** begin **

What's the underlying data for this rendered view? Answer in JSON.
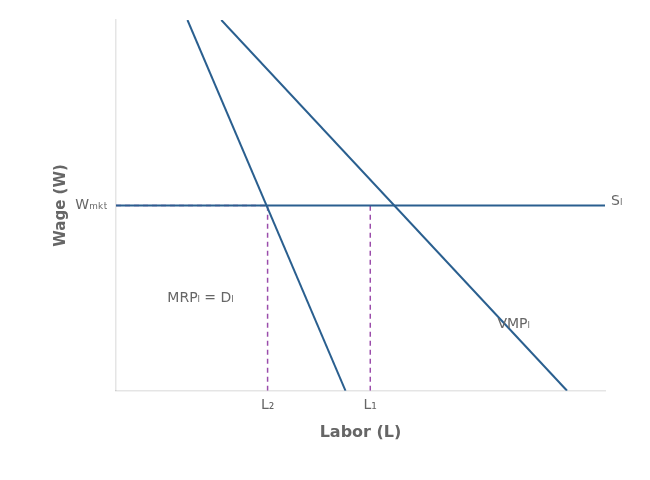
{
  "chart_data": {
    "type": "line",
    "xlabel": "Labor (L)",
    "ylabel": "Wage (W)",
    "xlim": [
      0,
      10
    ],
    "ylim": [
      0,
      10
    ],
    "xticks": [],
    "yticks": [],
    "tick_labels": false,
    "grid": false,
    "series": [
      {
        "x": [
          2.1535353535353536,
          9.224242424242425
        ],
        "values": [
          10,
          0
        ],
        "color": "#2a5f8f",
        "line_style": "solid"
      },
      {
        "x": [
          1.4616161616161616,
          4.693939393939394
        ],
        "values": [
          10,
          0
        ],
        "color": "#2a5f8f",
        "line_style": "solid"
      },
      {
        "x": [
          0,
          10
        ],
        "values": [
          5.0,
          5.0
        ],
        "color": "#2a5f8f",
        "line_style": "solid"
      },
      {
        "x": [
          5.2,
          5.2
        ],
        "values": [
          0,
          5.0
        ],
        "color": "#9b4dab",
        "line_style": "dashed"
      },
      {
        "x": [
          3.1,
          3.1
        ],
        "values": [
          0,
          5.0
        ],
        "color": "#9b4dab",
        "line_style": "dashed"
      },
      {
        "x": [
          0,
          3.1
        ],
        "values": [
          5.0,
          5.0
        ],
        "color": "#9b4dab",
        "line_style": "dashed"
      }
    ],
    "annotations": [
      {
        "text": "Wₘₖₜ",
        "y": 5.0
      },
      {
        "text": "Sₗ",
        "x": 10,
        "y": 5.0
      },
      {
        "text": "VMPₗ",
        "x": 7.8,
        "y": 1.8
      },
      {
        "text": "MRPₗ = Dₗ",
        "x": 1.05,
        "y": 2.5
      },
      {
        "text": "L₁",
        "x": 5.2
      },
      {
        "text": "L₂",
        "x": 3.1
      }
    ]
  }
}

** end **

**Given problem:** Transcribe the records above verbatim. Do not carry over any picture.

**Finished answer:**
What's the underlying data for this rendered view? Answer in JSON.
{
  "chart_data": {
    "type": "line",
    "xlabel": "Labor (L)",
    "ylabel": "Wage (W)",
    "xlim": [
      0,
      10
    ],
    "ylim": [
      0,
      10
    ],
    "xticks": [],
    "yticks": [],
    "tick_labels": false,
    "grid": false,
    "series": [
      {
        "x": [
          2.1535353535353536,
          9.224242424242425
        ],
        "values": [
          10,
          0
        ],
        "color": "#2a5f8f",
        "line_style": "solid"
      },
      {
        "x": [
          1.4616161616161616,
          4.693939393939394
        ],
        "values": [
          10,
          0
        ],
        "color": "#2a5f8f",
        "line_style": "solid"
      },
      {
        "x": [
          0,
          10
        ],
        "values": [
          5.0,
          5.0
        ],
        "color": "#2a5f8f",
        "line_style": "solid"
      },
      {
        "x": [
          5.2,
          5.2
        ],
        "values": [
          0,
          5.0
        ],
        "color": "#9b4dab",
        "line_style": "dashed"
      },
      {
        "x": [
          3.1,
          3.1
        ],
        "values": [
          0,
          5.0
        ],
        "color": "#9b4dab",
        "line_style": "dashed"
      },
      {
        "x": [
          0,
          3.1
        ],
        "values": [
          5.0,
          5.0
        ],
        "color": "#9b4dab",
        "line_style": "dashed"
      }
    ],
    "annotations": [
      {
        "text": "Wₘₖₜ",
        "y": 5.0
      },
      {
        "text": "Sₗ",
        "x": 10,
        "y": 5.0
      },
      {
        "text": "VMPₗ",
        "x": 7.8,
        "y": 1.8
      },
      {
        "text": "MRPₗ = Dₗ",
        "x": 1.05,
        "y": 2.5
      },
      {
        "text": "L₁",
        "x": 5.2
      },
      {
        "text": "L₂",
        "x": 3.1
      }
    ]
  }
}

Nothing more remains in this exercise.